YOUR GOAL:
Leaving the pictures aside, transcribe every line below exactly.

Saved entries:
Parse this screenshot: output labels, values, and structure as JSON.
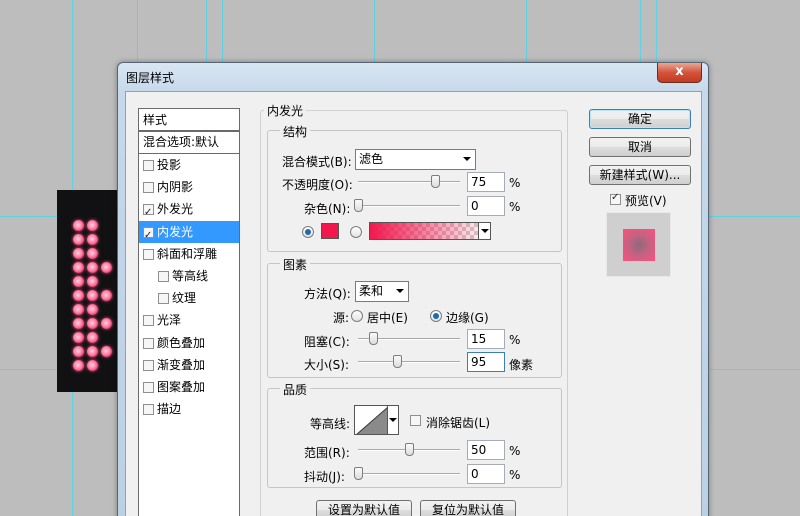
{
  "dialog": {
    "title": "图层样式",
    "close_glyph": "x"
  },
  "styles_panel": {
    "header": "样式",
    "blend_options": "混合选项:默认",
    "items": [
      {
        "label": "投影",
        "checked": false,
        "selected": false,
        "sub": false
      },
      {
        "label": "内阴影",
        "checked": false,
        "selected": false,
        "sub": false
      },
      {
        "label": "外发光",
        "checked": true,
        "selected": false,
        "sub": false
      },
      {
        "label": "内发光",
        "checked": true,
        "selected": true,
        "sub": false
      },
      {
        "label": "斜面和浮雕",
        "checked": false,
        "selected": false,
        "sub": false
      },
      {
        "label": "等高线",
        "checked": false,
        "selected": false,
        "sub": true
      },
      {
        "label": "纹理",
        "checked": false,
        "selected": false,
        "sub": true
      },
      {
        "label": "光泽",
        "checked": false,
        "selected": false,
        "sub": false
      },
      {
        "label": "颜色叠加",
        "checked": false,
        "selected": false,
        "sub": false
      },
      {
        "label": "渐变叠加",
        "checked": false,
        "selected": false,
        "sub": false
      },
      {
        "label": "图案叠加",
        "checked": false,
        "selected": false,
        "sub": false
      },
      {
        "label": "描边",
        "checked": false,
        "selected": false,
        "sub": false
      }
    ]
  },
  "inner_glow": {
    "title": "内发光",
    "structure": {
      "title": "结构",
      "blend_mode_label": "混合模式(B):",
      "blend_mode_value": "滤色",
      "opacity_label": "不透明度(O):",
      "opacity_value": "75",
      "opacity_unit": "%",
      "opacity_fraction": 0.75,
      "noise_label": "杂色(N):",
      "noise_value": "0",
      "noise_unit": "%",
      "noise_fraction": 0.0,
      "glow_color": "#f2184e",
      "color_mode": "solid"
    },
    "elements": {
      "title": "图素",
      "technique_label": "方法(Q):",
      "technique_value": "柔和",
      "source_label": "源:",
      "source_center_label": "居中(E)",
      "source_edge_label": "边缘(G)",
      "source_selected": "edge",
      "choke_label": "阻塞(C):",
      "choke_value": "15",
      "choke_unit": "%",
      "choke_fraction": 0.15,
      "size_label": "大小(S):",
      "size_value": "95",
      "size_unit": "像素",
      "size_fraction": 0.38
    },
    "quality": {
      "title": "品质",
      "contour_label": "等高线:",
      "anti_alias_label": "消除锯齿(L)",
      "anti_alias_checked": false,
      "range_label": "范围(R):",
      "range_value": "50",
      "range_unit": "%",
      "range_fraction": 0.5,
      "jitter_label": "抖动(J):",
      "jitter_value": "0",
      "jitter_unit": "%",
      "jitter_fraction": 0.0
    },
    "make_default_label": "设置为默认值",
    "reset_default_label": "复位为默认值"
  },
  "buttons": {
    "ok": "确定",
    "cancel": "取消",
    "new_style": "新建样式(W)...",
    "preview_label": "预览(V)",
    "preview_checked": true
  }
}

THE OUTPUT:
Parse this screenshot: output labels, values, and structure as JSON.
{
  "dialog": {
    "title": "图层样式",
    "close_glyph": "x"
  },
  "styles_panel": {
    "header": "样式",
    "blend_options": "混合选项:默认",
    "items": [
      {
        "label": "投影",
        "checked": false,
        "selected": false,
        "sub": false
      },
      {
        "label": "内阴影",
        "checked": false,
        "selected": false,
        "sub": false
      },
      {
        "label": "外发光",
        "checked": true,
        "selected": false,
        "sub": false
      },
      {
        "label": "内发光",
        "checked": true,
        "selected": true,
        "sub": false
      },
      {
        "label": "斜面和浮雕",
        "checked": false,
        "selected": false,
        "sub": false
      },
      {
        "label": "等高线",
        "checked": false,
        "selected": false,
        "sub": true
      },
      {
        "label": "纹理",
        "checked": false,
        "selected": false,
        "sub": true
      },
      {
        "label": "光泽",
        "checked": false,
        "selected": false,
        "sub": false
      },
      {
        "label": "颜色叠加",
        "checked": false,
        "selected": false,
        "sub": false
      },
      {
        "label": "渐变叠加",
        "checked": false,
        "selected": false,
        "sub": false
      },
      {
        "label": "图案叠加",
        "checked": false,
        "selected": false,
        "sub": false
      },
      {
        "label": "描边",
        "checked": false,
        "selected": false,
        "sub": false
      }
    ]
  },
  "inner_glow": {
    "title": "内发光",
    "structure": {
      "title": "结构",
      "blend_mode_label": "混合模式(B):",
      "blend_mode_value": "滤色",
      "opacity_label": "不透明度(O):",
      "opacity_value": "75",
      "opacity_unit": "%",
      "opacity_fraction": 0.75,
      "noise_label": "杂色(N):",
      "noise_value": "0",
      "noise_unit": "%",
      "noise_fraction": 0.0,
      "glow_color": "#f2184e",
      "color_mode": "solid"
    },
    "elements": {
      "title": "图素",
      "technique_label": "方法(Q):",
      "technique_value": "柔和",
      "source_label": "源:",
      "source_center_label": "居中(E)",
      "source_edge_label": "边缘(G)",
      "source_selected": "edge",
      "choke_label": "阻塞(C):",
      "choke_value": "15",
      "choke_unit": "%",
      "choke_fraction": 0.15,
      "size_label": "大小(S):",
      "size_value": "95",
      "size_unit": "像素",
      "size_fraction": 0.38
    },
    "quality": {
      "title": "品质",
      "contour_label": "等高线:",
      "anti_alias_label": "消除锯齿(L)",
      "anti_alias_checked": false,
      "range_label": "范围(R):",
      "range_value": "50",
      "range_unit": "%",
      "range_fraction": 0.5,
      "jitter_label": "抖动(J):",
      "jitter_value": "0",
      "jitter_unit": "%",
      "jitter_fraction": 0.0
    },
    "make_default_label": "设置为默认值",
    "reset_default_label": "复位为默认值"
  },
  "buttons": {
    "ok": "确定",
    "cancel": "取消",
    "new_style": "新建样式(W)...",
    "preview_label": "预览(V)",
    "preview_checked": true
  }
}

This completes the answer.